Recorded data

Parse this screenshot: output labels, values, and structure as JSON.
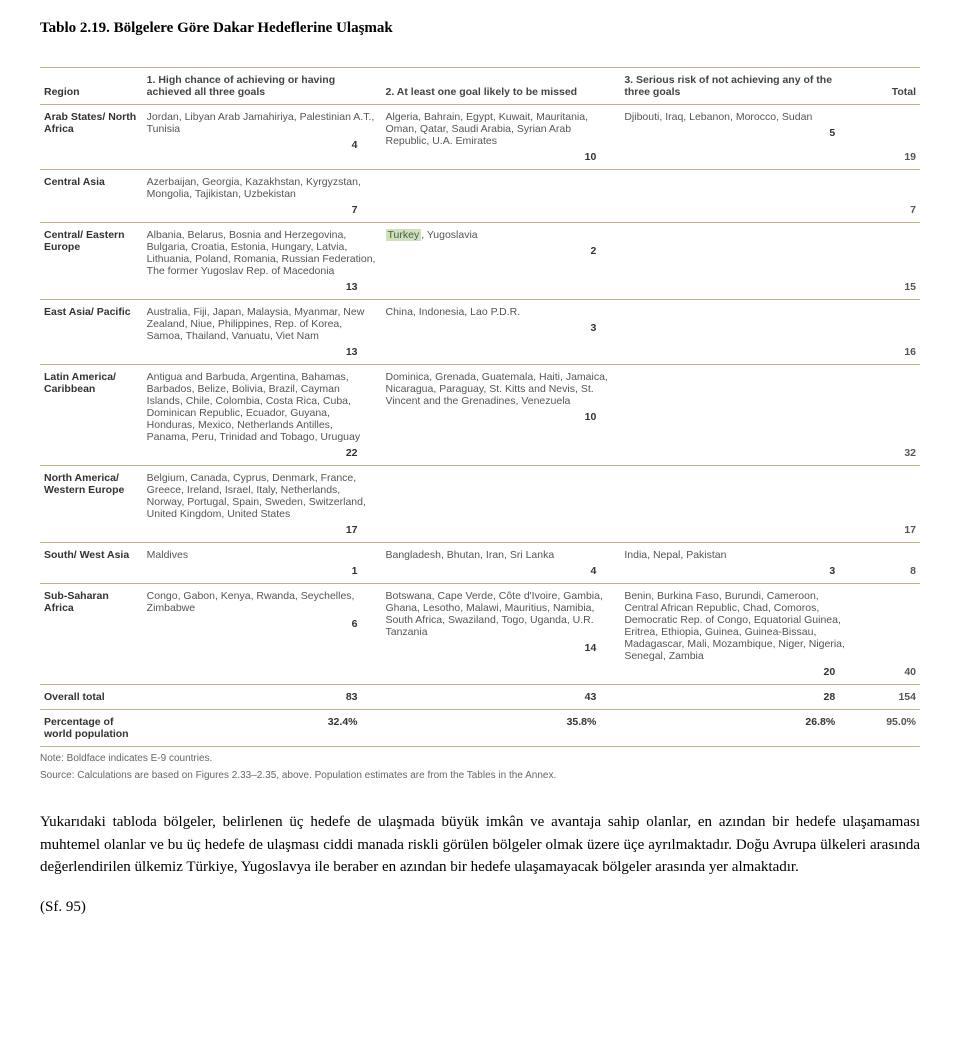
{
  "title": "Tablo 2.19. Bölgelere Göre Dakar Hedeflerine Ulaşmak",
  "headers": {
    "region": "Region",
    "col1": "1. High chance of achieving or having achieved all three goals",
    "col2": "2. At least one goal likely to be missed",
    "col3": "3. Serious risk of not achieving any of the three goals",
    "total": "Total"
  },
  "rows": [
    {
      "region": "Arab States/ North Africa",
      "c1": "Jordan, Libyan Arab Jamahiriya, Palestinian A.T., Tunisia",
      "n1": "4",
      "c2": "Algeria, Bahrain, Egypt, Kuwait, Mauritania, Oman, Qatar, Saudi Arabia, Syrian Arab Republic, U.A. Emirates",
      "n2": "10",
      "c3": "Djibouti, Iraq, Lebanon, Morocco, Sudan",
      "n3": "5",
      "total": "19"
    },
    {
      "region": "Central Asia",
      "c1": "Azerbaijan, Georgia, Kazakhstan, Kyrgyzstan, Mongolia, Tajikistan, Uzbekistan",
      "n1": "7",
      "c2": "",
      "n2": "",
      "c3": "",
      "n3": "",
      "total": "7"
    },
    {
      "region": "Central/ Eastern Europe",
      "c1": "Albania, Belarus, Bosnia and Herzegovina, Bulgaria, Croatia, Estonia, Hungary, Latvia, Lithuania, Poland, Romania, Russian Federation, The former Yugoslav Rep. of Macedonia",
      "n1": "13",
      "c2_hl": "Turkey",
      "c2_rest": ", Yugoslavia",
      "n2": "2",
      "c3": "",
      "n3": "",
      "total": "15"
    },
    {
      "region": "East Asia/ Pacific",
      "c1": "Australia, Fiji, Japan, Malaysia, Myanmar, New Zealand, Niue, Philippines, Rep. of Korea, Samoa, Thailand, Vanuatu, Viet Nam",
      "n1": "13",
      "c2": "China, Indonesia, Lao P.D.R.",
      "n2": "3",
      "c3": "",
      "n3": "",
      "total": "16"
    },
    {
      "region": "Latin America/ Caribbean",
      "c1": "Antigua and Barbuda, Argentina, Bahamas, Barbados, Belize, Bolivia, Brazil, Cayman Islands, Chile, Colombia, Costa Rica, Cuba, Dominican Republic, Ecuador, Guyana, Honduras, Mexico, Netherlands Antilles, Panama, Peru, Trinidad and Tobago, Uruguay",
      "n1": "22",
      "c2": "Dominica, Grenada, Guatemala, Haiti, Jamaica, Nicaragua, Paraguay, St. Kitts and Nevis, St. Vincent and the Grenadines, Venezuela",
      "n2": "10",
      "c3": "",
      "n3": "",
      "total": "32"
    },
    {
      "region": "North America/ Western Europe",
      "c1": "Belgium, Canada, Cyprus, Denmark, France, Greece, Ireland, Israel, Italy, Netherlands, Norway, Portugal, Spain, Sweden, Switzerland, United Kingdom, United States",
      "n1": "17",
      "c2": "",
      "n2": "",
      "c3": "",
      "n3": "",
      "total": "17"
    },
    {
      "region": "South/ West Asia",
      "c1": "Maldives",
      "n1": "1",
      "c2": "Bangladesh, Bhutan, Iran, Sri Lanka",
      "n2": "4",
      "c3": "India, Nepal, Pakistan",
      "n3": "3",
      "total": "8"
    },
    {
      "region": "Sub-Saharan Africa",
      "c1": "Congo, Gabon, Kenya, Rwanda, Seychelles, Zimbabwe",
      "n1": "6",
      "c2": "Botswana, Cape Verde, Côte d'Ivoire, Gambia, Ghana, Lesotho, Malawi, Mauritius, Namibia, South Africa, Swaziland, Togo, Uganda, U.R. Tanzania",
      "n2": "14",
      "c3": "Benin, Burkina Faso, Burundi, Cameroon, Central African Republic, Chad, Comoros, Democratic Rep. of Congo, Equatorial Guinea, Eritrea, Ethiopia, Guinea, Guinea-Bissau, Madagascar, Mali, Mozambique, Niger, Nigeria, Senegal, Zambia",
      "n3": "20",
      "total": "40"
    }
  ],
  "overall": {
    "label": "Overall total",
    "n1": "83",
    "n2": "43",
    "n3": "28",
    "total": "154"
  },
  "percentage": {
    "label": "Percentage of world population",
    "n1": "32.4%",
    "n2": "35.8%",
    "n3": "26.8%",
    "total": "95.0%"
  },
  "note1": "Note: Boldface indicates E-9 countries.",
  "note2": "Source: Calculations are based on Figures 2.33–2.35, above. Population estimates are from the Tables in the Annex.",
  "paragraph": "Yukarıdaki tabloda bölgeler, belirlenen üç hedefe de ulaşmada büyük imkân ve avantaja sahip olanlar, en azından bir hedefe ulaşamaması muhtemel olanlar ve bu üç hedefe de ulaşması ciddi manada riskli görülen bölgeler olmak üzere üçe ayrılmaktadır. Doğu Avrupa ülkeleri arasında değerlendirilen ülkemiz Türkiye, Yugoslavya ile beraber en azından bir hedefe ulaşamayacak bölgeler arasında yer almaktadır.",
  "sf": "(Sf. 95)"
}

--

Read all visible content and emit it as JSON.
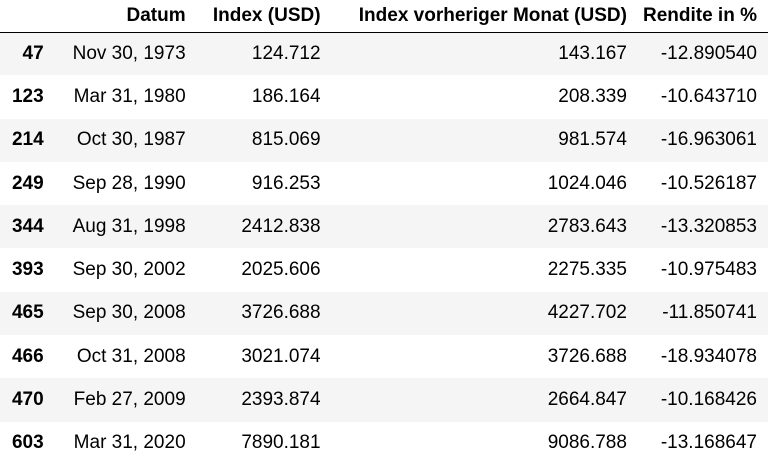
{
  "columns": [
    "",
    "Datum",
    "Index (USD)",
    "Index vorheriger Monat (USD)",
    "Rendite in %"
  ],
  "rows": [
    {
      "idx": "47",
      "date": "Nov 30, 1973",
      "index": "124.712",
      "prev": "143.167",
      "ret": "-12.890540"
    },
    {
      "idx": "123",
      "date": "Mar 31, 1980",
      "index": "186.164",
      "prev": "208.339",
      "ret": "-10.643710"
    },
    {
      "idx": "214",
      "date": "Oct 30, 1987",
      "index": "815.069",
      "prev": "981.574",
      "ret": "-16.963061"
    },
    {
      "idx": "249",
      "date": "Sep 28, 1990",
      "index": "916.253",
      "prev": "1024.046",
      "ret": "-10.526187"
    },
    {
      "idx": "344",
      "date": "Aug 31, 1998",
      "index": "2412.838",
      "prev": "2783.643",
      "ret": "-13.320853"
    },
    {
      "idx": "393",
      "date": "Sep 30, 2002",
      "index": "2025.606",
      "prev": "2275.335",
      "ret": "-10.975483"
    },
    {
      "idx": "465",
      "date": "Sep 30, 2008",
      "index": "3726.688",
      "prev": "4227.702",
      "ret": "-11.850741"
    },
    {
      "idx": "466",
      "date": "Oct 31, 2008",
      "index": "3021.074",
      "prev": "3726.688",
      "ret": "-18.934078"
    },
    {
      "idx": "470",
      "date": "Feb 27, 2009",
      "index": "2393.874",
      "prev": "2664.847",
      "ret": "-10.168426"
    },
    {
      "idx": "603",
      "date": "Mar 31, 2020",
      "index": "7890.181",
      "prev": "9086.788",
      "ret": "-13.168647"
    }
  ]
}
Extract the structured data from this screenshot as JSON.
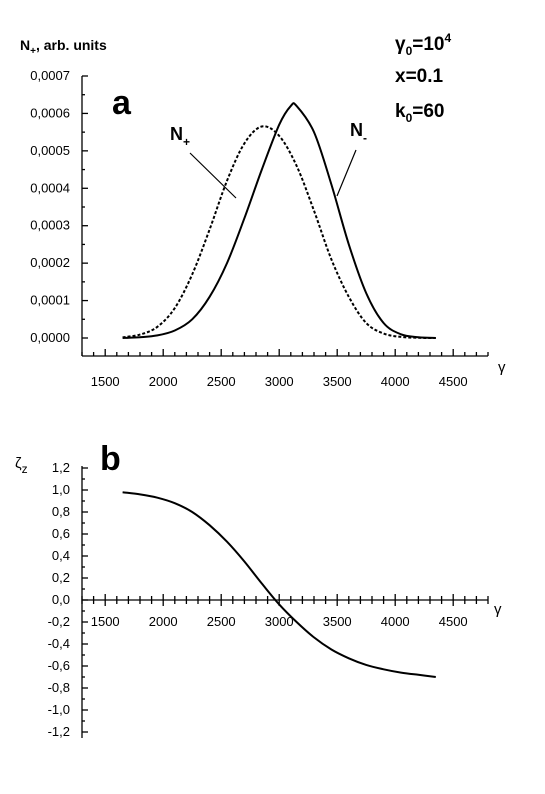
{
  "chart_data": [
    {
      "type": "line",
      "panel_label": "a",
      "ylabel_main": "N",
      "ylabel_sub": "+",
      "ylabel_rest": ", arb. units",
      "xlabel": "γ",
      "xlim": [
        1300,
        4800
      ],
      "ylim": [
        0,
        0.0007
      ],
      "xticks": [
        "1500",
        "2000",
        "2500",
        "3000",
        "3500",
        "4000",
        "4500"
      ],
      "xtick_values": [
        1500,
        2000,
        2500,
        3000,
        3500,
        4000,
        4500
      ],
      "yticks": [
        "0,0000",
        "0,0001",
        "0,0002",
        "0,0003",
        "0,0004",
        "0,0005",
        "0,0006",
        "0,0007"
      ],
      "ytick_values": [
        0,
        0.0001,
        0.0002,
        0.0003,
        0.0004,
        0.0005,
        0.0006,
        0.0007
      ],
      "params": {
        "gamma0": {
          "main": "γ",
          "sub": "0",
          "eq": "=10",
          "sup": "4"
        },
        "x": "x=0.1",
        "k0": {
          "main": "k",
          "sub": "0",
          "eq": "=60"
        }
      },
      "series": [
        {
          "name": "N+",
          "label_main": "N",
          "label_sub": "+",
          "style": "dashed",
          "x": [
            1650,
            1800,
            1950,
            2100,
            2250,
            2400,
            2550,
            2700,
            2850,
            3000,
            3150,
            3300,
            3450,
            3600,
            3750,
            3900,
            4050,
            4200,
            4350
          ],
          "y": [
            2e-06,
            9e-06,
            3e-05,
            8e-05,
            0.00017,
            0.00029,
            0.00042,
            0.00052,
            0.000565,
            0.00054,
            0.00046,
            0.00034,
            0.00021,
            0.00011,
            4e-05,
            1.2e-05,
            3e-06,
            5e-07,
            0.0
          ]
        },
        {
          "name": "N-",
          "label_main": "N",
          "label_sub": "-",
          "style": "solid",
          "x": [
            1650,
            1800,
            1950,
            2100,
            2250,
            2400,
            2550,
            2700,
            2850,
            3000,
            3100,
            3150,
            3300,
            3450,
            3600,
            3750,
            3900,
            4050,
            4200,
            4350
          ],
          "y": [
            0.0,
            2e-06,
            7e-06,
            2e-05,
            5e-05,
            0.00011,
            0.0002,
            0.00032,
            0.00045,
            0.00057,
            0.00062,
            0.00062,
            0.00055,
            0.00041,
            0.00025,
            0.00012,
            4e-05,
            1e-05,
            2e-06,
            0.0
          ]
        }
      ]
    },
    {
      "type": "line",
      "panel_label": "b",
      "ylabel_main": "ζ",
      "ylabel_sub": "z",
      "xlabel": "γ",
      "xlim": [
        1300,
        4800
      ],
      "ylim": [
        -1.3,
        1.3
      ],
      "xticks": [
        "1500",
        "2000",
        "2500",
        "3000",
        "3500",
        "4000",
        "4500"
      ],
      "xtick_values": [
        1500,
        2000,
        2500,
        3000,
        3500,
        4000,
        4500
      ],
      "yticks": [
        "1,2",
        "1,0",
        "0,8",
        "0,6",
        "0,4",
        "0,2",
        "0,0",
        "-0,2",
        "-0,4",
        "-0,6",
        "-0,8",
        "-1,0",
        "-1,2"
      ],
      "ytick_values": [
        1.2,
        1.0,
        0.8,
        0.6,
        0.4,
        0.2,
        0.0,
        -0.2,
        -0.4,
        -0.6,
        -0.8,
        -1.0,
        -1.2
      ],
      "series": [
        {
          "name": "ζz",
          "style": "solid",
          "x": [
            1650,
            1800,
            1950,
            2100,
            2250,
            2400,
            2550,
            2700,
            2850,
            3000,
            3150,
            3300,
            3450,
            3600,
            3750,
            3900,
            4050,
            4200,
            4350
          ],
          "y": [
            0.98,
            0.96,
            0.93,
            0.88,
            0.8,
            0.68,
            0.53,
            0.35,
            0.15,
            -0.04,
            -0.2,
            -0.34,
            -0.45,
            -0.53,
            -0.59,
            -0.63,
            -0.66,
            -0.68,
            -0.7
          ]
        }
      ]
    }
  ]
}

* * *

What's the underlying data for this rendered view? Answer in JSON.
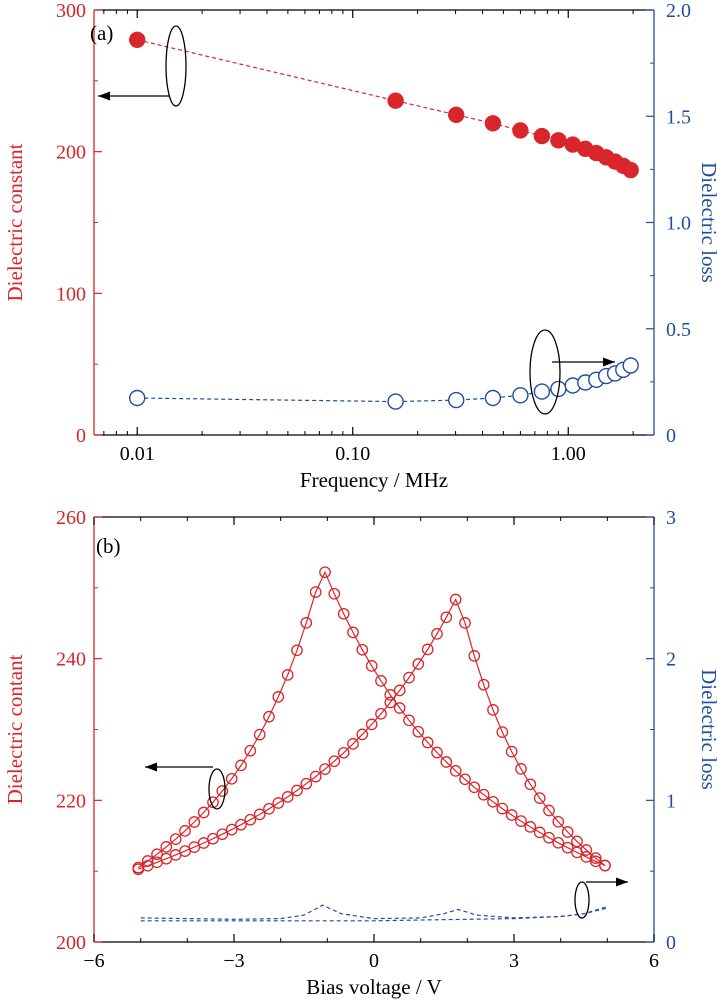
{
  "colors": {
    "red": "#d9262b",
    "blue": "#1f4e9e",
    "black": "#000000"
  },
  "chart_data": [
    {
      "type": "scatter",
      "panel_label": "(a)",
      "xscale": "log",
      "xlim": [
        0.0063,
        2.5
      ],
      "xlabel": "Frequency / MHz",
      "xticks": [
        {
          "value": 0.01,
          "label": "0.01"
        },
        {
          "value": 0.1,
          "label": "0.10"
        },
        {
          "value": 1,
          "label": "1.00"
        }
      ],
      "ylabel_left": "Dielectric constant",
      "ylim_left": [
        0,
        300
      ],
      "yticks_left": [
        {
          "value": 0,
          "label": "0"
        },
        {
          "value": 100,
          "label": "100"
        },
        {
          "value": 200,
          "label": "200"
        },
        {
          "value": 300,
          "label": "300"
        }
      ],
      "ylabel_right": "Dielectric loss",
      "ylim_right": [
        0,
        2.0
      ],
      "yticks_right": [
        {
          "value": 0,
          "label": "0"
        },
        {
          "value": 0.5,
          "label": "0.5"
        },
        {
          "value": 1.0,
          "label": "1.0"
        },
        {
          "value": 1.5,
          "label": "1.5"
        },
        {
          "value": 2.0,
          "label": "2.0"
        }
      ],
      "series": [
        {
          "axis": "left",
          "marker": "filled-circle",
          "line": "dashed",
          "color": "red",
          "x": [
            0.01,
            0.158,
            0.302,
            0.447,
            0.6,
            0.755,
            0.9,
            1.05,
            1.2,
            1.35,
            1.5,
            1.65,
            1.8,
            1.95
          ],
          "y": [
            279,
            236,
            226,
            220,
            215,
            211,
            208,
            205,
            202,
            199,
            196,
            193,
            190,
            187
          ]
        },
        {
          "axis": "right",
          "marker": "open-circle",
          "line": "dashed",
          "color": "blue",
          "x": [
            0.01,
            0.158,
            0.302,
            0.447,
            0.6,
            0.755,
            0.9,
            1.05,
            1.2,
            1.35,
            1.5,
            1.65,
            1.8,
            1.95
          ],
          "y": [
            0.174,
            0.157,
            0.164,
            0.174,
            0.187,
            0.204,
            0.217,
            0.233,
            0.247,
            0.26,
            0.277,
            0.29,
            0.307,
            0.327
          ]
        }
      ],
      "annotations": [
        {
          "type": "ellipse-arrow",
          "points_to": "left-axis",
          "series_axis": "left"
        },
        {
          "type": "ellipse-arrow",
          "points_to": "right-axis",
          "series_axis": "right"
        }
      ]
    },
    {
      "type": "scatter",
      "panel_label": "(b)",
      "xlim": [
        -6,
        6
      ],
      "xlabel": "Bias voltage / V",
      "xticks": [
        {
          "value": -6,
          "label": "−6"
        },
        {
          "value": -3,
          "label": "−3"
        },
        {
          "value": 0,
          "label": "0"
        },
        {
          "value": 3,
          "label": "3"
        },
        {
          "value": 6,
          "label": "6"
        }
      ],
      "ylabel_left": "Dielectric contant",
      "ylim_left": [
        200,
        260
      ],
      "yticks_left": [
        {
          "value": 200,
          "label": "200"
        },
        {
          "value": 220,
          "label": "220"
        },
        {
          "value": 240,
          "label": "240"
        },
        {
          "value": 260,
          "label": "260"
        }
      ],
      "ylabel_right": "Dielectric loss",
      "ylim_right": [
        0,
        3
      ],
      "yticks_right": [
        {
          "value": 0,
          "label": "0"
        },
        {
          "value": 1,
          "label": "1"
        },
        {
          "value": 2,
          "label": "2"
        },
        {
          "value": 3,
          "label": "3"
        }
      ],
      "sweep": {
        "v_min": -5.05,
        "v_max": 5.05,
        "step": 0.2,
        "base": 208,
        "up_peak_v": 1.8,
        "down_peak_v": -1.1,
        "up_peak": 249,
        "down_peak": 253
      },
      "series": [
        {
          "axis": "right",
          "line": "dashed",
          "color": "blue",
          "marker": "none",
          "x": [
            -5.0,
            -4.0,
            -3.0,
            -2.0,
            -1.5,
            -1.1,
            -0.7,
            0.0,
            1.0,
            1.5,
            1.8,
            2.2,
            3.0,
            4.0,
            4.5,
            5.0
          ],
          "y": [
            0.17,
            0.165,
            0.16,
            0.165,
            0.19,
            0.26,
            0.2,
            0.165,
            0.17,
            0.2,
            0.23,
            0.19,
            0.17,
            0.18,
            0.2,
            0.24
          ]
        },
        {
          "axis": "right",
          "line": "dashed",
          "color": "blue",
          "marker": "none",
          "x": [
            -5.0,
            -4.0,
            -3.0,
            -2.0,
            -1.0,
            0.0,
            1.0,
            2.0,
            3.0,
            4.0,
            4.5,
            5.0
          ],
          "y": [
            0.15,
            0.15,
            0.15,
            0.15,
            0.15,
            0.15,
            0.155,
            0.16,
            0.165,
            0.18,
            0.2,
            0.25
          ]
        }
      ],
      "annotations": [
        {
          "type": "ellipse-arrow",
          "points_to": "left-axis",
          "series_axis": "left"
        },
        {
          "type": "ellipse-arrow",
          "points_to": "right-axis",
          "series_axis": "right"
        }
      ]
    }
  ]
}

**Exercise brief**. Report each line of the material above where the word "three" appears.

**Final result**.
    "col1": "1. High chance of achieving or having achieved all three goals",
    "col3": "3. Serious risk of not achieving any of the three goals",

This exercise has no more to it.